▸ **EXTRACTED ENTRIES**
....................

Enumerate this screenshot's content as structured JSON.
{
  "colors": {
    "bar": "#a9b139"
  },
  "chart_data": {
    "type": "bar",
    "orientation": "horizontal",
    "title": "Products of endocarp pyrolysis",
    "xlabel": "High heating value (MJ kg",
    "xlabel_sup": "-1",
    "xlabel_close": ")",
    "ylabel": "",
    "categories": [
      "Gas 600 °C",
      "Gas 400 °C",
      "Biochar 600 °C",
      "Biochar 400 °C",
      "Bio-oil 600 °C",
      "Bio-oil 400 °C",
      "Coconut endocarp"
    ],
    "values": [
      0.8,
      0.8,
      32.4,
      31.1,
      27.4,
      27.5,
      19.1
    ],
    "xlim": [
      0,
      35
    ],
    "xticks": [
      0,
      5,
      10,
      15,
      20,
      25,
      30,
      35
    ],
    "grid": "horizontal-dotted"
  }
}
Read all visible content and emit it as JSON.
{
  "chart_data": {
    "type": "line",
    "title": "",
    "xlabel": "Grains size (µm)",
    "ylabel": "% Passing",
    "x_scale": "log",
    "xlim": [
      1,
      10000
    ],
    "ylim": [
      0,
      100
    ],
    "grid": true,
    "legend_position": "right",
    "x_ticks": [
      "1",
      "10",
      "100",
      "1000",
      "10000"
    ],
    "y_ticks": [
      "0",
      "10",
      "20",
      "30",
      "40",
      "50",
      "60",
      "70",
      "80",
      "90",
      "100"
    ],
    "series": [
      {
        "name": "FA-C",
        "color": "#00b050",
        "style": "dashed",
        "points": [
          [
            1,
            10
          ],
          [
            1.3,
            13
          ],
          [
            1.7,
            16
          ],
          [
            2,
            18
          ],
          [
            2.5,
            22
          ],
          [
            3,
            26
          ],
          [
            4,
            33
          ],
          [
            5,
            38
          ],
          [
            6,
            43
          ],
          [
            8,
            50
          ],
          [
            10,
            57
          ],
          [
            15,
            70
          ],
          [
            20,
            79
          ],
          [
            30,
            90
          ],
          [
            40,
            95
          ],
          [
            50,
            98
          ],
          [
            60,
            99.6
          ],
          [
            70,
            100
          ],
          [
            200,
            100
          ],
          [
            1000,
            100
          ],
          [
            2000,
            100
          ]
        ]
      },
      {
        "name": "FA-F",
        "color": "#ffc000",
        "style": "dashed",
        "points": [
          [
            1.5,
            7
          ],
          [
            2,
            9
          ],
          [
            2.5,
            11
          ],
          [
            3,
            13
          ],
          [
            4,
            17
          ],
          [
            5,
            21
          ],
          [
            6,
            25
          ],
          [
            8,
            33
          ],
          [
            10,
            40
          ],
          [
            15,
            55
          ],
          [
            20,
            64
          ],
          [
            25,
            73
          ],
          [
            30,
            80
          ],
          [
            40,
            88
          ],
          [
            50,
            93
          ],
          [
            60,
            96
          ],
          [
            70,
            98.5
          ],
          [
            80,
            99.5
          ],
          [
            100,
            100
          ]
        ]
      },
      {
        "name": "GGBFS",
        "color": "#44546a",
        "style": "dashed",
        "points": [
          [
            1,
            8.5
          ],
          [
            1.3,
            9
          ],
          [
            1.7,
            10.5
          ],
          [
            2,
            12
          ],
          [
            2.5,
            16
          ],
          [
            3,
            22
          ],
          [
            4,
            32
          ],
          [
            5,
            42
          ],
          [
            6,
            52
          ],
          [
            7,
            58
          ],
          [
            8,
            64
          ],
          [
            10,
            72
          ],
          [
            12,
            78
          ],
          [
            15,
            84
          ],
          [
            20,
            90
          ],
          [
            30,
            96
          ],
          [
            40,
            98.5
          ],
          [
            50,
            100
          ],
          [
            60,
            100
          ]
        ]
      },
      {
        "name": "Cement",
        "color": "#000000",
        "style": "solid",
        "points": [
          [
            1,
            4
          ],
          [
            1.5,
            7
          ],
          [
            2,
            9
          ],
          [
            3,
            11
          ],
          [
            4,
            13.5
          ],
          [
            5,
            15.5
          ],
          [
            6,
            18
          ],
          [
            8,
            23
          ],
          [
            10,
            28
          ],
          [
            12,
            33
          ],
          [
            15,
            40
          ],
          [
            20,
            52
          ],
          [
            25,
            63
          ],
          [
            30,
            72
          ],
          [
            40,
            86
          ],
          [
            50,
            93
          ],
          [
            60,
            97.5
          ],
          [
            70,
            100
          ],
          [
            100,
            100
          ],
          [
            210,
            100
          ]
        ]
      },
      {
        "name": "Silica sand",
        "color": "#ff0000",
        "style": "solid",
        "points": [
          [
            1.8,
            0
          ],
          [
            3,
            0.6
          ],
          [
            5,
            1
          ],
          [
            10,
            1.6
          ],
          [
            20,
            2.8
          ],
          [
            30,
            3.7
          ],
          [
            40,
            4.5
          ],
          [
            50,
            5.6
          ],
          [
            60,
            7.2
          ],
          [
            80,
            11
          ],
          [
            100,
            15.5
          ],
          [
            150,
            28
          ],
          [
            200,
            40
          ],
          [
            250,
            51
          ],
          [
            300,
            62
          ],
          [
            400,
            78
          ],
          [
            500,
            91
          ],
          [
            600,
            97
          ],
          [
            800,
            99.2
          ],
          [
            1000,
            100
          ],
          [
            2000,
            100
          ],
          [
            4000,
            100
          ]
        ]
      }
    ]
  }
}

....................

▸ **EXERCISE BRIEF**
Check each line above for the word "JSON" and give the number of lines that have it, nothing else.

▸ **SOLUTION TO THIS PROBLEM**
2